What is being asked >> Pick out and copy every line below that has the word "rischio".

Dataset records
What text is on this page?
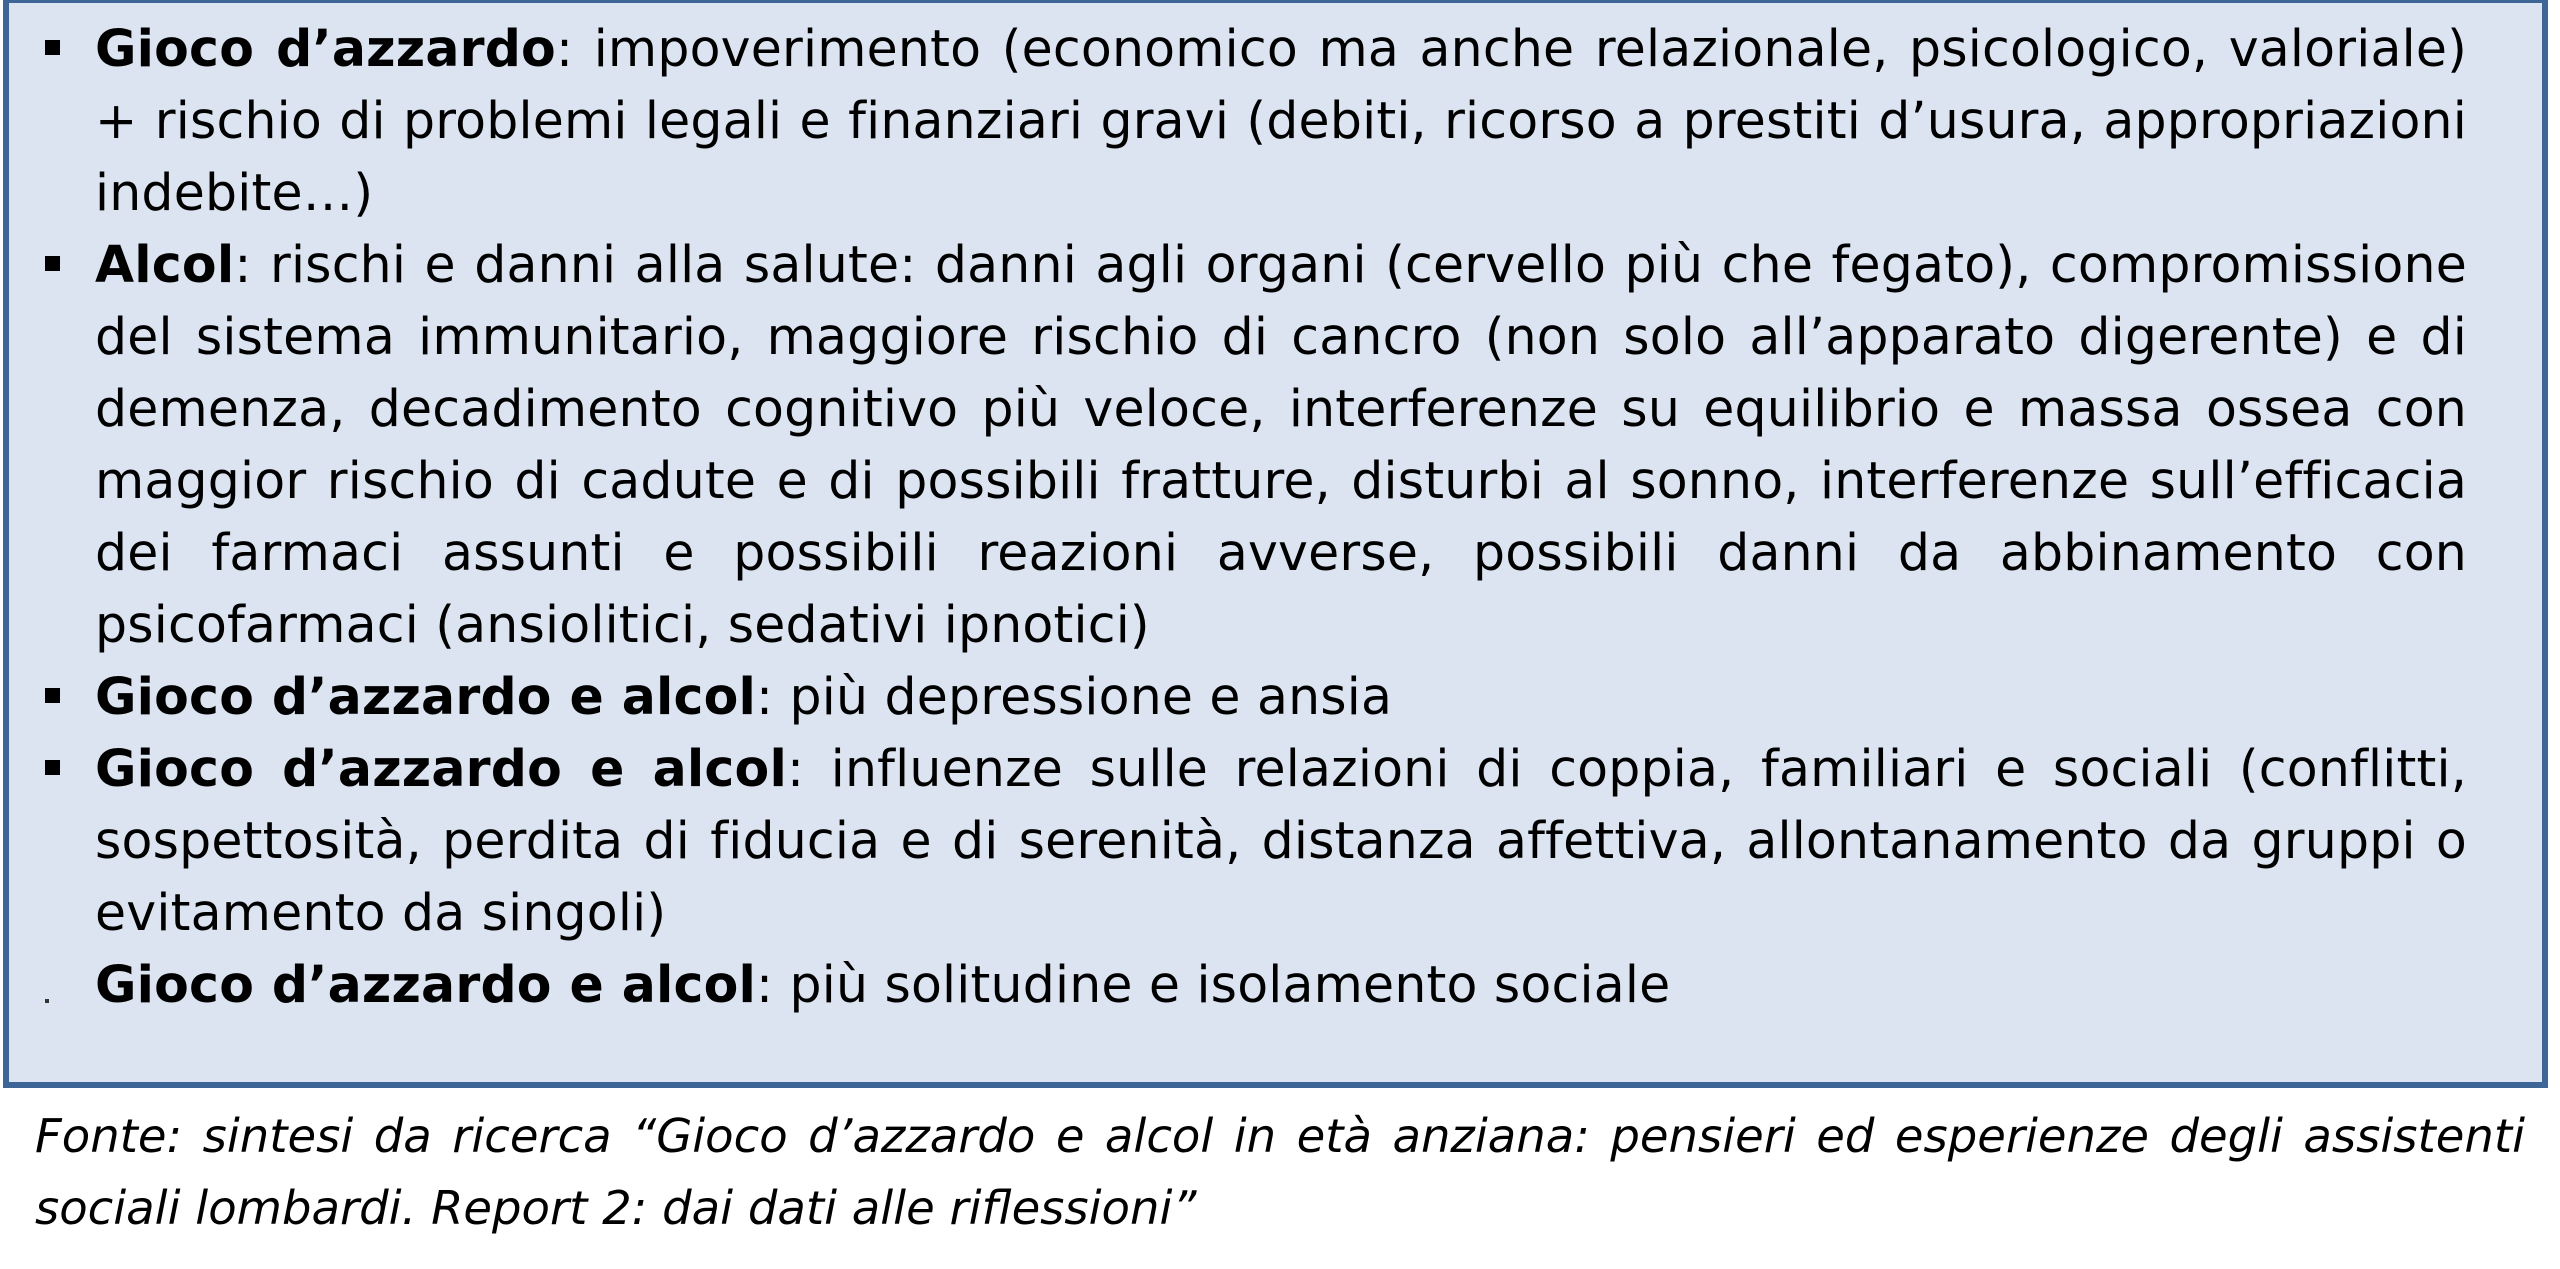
Gioco d’azzardo: impoverimento (economico ma anche relazionale, psicologico, valoriale) + rischio di problemi legali e finanziari gravi (debiti, ricorso a prestiti d’usura, appropriazioni indebite…)
Alcol: rischi e danni alla salute: danni agli organi (cervello più che fegato), compromissione del sistema immunitario, maggiore rischio di cancro (non solo all’apparato digerente) e di demenza, decadimento cognitivo più veloce, interferenze su equilibrio e massa ossea con maggior rischio di cadute e di possibili fratture, disturbi al sonno, interferenze sull’efficacia dei farmaci assunti e possibili reazioni avverse, possibili danni da abbinamento con psicofarmaci (ansiolitici, sedativi ipnotici)
Gioco d’azzardo e alcol: più depressione e ansia
Gioco d’azzardo e alcol: influenze sulle relazioni di coppia, familiari e sociali (conflitti, sospettosità, perdita di fiducia e di serenità, distanza affettiva, allontanamento da gruppi o evitamento da singoli)
Gioco d’azzardo e alcol: più solitudine e isolamento sociale
Fonte: sintesi da ricerca “Gioco d’azzardo e alcol in età anziana: pensieri ed esperienze degli assistenti sociali lombardi. Report 2: dai dati alle riflessioni”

Exercise solution >>
Gioco d’azzardo: impoverimento (economico ma anche relazionale, psicologico, valoriale) + rischio di problemi legali e finanziari gravi (debiti, ricorso a prestiti d’usura, appropriazioni indebite…)
Alcol: rischi e danni alla salute: danni agli organi (cervello più che fegato), compromissione del sistema immunitario, maggiore rischio di cancro (non solo all’apparato digerente) e di demenza, decadimento cognitivo più veloce, interferenze su equilibrio e massa ossea con maggior rischio di cadute e di possibili fratture, disturbi al sonno, interferenze sull’efficacia dei farmaci assunti e possibili reazioni avverse, possibili danni da abbinamento con psicofarmaci (ansiolitici, sedativi ipnotici)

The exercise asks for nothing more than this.